[Extracted data entries]

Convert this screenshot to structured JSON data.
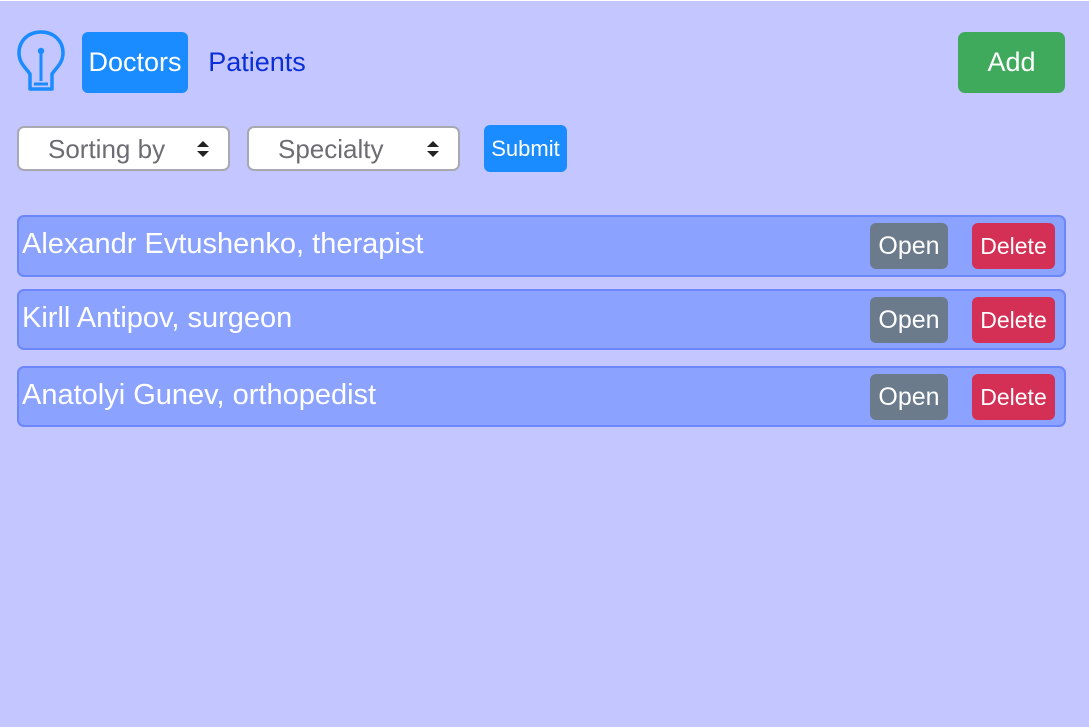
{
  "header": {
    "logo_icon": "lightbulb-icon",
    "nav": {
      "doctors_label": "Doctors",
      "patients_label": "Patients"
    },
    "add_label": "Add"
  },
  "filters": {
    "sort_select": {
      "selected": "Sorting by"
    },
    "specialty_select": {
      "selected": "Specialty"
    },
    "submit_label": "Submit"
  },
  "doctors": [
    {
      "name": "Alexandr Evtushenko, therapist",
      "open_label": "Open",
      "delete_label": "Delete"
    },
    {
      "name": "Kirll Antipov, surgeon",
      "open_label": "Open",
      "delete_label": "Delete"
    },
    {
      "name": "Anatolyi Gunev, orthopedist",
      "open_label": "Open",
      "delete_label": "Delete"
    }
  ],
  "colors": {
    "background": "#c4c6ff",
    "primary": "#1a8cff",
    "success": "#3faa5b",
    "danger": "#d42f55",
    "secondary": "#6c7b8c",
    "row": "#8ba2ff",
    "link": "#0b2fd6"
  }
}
==
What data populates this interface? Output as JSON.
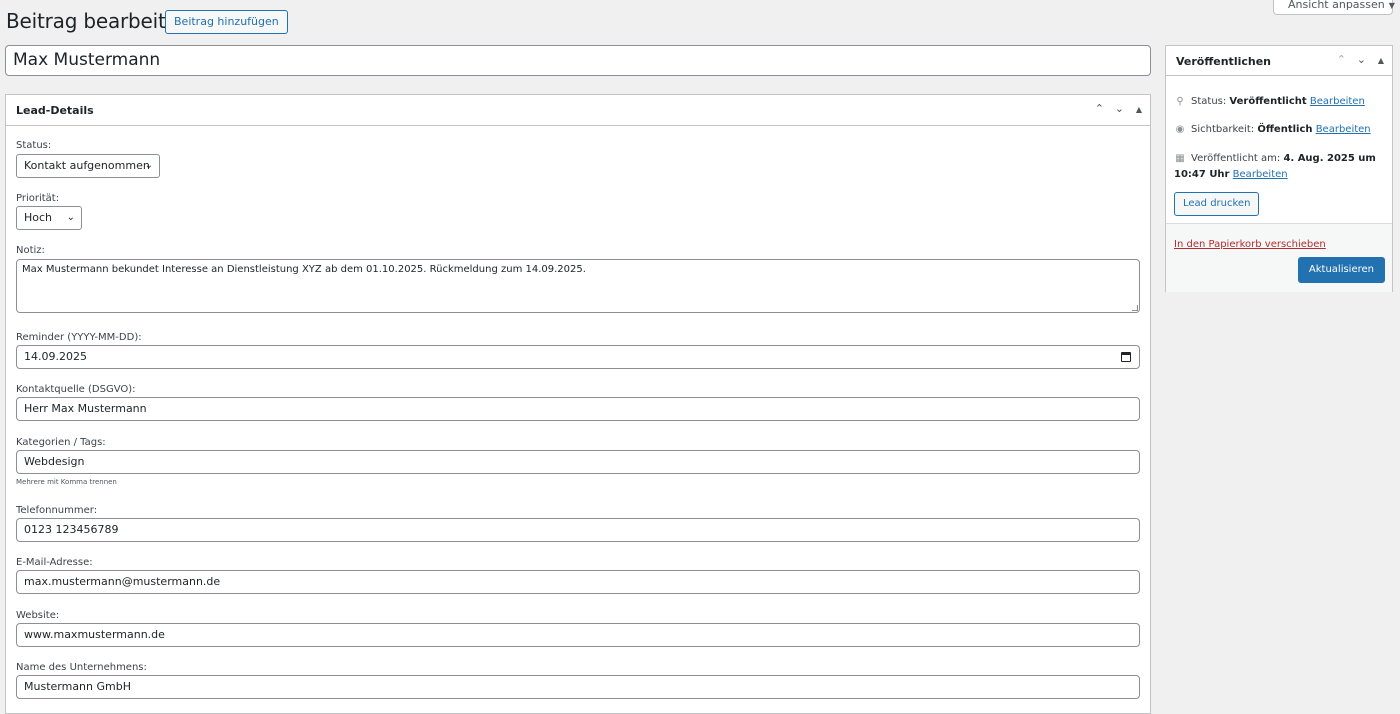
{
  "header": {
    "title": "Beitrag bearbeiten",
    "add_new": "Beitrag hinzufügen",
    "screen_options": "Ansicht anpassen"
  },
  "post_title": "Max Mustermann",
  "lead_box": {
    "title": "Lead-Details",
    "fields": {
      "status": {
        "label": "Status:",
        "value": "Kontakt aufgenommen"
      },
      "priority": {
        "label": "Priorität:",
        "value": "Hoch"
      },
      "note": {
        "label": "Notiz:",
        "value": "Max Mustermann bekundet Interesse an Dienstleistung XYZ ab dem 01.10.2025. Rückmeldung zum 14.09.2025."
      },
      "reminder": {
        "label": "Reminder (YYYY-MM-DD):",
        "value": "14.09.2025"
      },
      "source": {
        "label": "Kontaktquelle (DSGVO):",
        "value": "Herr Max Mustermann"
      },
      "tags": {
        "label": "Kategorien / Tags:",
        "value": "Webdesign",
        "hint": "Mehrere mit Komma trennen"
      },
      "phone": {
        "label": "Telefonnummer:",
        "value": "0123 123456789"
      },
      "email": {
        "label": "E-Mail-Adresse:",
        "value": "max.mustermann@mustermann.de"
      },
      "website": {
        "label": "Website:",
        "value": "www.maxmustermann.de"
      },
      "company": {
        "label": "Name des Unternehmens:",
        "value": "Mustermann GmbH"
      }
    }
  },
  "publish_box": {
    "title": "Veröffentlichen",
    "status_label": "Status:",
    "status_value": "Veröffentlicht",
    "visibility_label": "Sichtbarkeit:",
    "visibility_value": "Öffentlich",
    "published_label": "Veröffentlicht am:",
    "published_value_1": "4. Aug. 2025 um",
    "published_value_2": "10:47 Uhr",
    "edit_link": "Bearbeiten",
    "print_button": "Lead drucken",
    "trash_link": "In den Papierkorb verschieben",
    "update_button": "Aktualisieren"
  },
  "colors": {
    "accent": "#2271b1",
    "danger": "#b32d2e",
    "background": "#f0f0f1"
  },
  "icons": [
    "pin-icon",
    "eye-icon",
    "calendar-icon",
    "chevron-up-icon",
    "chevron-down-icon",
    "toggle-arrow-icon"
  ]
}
...
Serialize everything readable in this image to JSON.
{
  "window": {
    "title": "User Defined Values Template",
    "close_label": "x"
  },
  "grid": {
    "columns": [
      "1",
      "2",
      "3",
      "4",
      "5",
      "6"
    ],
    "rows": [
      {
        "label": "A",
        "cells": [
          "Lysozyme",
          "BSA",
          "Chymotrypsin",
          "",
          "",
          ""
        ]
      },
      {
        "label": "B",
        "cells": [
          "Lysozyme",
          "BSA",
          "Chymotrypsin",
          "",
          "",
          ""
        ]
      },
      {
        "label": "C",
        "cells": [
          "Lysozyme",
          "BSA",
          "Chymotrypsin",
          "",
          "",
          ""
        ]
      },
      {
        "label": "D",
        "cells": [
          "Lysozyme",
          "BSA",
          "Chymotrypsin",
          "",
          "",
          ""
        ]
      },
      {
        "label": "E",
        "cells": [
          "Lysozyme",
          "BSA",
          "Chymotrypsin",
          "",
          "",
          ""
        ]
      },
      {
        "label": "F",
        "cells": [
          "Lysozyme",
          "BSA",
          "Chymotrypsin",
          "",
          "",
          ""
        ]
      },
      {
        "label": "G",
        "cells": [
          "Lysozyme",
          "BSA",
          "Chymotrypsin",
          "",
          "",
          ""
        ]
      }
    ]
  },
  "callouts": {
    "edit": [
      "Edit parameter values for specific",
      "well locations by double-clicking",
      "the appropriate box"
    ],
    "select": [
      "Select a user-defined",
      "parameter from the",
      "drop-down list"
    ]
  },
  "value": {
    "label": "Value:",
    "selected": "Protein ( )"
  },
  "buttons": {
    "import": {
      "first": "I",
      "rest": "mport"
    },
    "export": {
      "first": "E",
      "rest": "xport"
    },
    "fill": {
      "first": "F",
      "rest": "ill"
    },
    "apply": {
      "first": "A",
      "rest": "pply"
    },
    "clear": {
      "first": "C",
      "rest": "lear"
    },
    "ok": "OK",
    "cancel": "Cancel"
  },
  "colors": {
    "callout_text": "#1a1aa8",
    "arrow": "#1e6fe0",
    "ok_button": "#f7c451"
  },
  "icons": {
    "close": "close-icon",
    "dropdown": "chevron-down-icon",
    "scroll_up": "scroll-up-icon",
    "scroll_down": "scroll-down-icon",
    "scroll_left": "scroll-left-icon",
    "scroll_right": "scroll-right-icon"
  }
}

- **EXERCISE DIRECTIONS**: Find the lines above that include the string "rest" and copy them.

- **OUTPUT FOR THIS TASK**:
      "rest": "mport"
      "rest": "xport"
      "rest": "ill"
      "rest": "pply"
      "rest": "lear"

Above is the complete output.